** Begin **
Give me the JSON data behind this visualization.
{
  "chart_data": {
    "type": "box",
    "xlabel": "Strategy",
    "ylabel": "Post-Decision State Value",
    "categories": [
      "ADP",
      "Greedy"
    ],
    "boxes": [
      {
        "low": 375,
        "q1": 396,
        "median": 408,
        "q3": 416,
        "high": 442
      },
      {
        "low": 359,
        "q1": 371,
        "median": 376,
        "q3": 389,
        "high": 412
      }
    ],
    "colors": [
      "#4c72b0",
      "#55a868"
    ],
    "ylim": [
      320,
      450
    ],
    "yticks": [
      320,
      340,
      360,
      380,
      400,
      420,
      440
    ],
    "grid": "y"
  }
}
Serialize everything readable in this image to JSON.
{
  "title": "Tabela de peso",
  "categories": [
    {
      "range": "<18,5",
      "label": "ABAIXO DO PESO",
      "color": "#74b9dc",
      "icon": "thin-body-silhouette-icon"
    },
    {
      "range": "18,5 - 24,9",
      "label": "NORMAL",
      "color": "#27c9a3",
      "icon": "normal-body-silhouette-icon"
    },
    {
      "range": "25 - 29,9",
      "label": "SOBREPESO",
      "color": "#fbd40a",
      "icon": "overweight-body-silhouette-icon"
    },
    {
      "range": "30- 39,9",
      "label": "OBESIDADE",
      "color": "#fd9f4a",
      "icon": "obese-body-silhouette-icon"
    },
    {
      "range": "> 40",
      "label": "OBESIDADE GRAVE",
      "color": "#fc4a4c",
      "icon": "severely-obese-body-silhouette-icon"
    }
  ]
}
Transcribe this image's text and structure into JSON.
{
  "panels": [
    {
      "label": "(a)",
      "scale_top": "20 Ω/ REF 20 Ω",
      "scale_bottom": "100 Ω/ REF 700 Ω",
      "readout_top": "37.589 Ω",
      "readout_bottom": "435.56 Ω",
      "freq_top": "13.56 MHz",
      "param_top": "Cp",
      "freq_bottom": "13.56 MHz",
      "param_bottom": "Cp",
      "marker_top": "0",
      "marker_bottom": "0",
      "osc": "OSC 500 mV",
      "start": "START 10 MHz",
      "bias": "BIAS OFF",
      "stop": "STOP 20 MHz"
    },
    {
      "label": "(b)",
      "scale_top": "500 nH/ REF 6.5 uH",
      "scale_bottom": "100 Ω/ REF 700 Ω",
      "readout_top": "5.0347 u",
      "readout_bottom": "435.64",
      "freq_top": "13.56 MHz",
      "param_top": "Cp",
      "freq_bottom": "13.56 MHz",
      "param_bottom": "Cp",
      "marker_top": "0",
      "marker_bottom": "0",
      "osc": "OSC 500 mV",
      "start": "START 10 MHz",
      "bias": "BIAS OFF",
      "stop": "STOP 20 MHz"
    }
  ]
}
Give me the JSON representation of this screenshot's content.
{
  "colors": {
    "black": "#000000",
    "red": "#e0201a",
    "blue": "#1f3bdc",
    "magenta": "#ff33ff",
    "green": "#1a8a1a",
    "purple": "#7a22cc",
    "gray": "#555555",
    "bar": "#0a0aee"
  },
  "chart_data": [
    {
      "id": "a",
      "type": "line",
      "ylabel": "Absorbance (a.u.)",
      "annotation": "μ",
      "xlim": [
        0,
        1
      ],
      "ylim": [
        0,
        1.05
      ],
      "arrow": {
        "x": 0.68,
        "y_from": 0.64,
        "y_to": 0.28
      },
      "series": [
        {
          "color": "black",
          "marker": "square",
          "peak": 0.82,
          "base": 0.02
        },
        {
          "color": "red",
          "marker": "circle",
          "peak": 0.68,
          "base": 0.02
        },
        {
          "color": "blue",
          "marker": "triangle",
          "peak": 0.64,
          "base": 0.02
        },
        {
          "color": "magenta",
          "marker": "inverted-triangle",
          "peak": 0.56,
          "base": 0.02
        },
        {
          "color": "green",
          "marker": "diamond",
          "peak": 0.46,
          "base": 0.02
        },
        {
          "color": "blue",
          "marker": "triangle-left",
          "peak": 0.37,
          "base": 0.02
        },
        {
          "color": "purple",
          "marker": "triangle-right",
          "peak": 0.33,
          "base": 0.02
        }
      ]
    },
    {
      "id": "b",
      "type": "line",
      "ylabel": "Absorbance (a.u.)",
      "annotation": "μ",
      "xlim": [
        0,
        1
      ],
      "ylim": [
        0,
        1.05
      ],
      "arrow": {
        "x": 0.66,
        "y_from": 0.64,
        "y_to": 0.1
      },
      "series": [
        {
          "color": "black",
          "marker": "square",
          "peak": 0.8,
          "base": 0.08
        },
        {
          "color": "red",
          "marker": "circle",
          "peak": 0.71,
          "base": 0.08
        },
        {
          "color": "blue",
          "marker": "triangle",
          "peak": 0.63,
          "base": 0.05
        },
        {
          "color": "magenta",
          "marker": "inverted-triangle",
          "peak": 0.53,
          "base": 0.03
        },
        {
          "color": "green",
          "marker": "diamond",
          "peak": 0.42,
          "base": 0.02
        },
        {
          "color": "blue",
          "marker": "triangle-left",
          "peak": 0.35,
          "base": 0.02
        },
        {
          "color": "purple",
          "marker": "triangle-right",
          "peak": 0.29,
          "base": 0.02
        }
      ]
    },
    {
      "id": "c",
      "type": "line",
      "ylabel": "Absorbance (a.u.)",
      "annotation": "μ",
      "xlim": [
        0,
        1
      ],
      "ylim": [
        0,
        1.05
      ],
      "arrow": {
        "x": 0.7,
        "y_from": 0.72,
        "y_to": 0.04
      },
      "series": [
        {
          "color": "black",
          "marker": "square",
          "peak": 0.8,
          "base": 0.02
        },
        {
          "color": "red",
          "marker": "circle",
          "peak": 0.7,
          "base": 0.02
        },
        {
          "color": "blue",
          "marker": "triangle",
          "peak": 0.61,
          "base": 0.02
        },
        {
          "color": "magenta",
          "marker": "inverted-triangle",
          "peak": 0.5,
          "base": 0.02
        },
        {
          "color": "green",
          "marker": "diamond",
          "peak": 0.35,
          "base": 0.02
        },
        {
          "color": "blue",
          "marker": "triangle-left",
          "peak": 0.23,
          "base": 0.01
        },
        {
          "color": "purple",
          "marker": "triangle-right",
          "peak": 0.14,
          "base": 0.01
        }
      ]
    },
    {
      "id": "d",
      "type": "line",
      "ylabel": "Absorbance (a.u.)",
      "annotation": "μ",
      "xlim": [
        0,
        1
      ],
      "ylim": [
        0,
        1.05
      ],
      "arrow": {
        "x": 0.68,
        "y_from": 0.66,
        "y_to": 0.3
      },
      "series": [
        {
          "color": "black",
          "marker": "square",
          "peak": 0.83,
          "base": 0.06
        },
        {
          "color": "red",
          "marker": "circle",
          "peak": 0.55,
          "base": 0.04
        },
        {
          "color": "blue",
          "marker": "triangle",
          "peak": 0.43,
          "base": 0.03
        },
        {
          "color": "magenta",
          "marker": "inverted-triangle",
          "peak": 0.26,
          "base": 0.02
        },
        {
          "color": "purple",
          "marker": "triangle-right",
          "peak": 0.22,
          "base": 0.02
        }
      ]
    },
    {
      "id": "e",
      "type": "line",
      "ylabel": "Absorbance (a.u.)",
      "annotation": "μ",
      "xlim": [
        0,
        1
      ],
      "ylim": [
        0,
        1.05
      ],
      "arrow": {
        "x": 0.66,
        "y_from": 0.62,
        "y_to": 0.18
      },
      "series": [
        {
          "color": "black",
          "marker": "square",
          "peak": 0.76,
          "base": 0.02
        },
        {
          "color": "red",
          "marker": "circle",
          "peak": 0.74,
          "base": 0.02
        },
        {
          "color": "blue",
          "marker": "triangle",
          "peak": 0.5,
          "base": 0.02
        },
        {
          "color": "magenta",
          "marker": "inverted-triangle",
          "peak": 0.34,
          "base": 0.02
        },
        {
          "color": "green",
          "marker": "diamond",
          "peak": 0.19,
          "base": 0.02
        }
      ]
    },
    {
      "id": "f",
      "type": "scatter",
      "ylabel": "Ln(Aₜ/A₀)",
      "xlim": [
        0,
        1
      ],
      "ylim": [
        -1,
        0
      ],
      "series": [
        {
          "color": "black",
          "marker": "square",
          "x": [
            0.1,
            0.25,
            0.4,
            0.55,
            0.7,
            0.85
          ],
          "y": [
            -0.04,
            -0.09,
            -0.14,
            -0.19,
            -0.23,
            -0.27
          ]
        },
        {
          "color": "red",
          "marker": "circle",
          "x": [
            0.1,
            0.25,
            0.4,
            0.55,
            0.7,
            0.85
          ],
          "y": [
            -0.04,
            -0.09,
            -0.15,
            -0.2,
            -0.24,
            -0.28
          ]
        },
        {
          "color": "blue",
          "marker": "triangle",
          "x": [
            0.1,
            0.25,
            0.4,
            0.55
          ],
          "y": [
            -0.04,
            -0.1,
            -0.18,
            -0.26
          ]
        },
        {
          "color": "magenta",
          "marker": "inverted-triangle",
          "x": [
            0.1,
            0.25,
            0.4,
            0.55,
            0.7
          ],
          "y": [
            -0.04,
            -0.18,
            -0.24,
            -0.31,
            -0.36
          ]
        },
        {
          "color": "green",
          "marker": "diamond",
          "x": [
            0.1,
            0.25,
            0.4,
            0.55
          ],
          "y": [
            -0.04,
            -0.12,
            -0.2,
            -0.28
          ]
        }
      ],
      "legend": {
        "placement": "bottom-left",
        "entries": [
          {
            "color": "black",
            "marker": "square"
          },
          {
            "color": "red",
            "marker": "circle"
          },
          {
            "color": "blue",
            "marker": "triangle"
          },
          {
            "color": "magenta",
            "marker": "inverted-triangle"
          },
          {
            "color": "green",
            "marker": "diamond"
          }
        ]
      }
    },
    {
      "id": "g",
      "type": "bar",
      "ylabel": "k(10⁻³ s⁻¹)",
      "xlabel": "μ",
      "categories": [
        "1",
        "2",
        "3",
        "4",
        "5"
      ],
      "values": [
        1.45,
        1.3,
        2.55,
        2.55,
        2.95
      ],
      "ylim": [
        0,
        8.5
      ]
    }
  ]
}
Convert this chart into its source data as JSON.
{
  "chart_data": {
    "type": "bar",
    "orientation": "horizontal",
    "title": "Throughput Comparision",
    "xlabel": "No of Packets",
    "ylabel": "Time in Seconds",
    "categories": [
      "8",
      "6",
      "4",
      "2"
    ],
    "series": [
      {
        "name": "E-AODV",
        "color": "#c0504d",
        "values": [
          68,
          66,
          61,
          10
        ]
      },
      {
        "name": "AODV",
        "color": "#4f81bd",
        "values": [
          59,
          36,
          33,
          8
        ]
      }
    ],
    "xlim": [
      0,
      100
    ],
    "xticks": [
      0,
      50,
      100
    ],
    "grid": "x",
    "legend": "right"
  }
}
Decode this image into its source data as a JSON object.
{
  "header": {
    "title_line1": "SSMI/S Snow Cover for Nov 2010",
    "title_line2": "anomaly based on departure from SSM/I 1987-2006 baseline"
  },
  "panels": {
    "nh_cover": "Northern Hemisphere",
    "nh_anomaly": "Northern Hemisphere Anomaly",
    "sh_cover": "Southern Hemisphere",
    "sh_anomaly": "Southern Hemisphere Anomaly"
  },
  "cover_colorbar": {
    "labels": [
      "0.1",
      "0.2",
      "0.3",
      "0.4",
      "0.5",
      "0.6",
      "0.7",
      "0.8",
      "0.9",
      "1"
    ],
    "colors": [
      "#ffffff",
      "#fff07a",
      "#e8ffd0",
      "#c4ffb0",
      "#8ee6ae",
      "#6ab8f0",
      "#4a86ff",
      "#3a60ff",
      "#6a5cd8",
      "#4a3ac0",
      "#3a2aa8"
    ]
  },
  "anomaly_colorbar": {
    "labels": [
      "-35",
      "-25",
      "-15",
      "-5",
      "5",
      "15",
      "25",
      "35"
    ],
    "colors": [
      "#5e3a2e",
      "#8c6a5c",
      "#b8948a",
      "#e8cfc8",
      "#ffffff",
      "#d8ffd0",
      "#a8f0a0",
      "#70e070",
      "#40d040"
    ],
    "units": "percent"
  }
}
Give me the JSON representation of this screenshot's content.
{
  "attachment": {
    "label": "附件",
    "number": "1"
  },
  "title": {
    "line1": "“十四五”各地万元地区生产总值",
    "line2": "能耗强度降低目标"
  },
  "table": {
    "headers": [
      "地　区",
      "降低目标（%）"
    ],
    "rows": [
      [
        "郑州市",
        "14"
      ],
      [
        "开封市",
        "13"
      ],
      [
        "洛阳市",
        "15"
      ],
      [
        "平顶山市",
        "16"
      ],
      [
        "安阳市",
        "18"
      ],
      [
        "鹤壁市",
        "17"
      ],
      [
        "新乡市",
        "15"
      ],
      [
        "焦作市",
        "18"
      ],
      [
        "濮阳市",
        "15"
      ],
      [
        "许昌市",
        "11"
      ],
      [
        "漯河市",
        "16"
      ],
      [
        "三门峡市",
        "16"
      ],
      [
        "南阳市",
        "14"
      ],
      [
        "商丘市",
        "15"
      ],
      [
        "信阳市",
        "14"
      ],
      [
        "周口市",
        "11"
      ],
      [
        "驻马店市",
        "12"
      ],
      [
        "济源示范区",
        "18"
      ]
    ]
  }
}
** End **
**Problem description:** Collect from the data above every line that includes "Southern".

**Worked solution:**
    "sh_cover": "Southern Hemisphere",
    "sh_anomaly": "Southern Hemisphere Anomaly"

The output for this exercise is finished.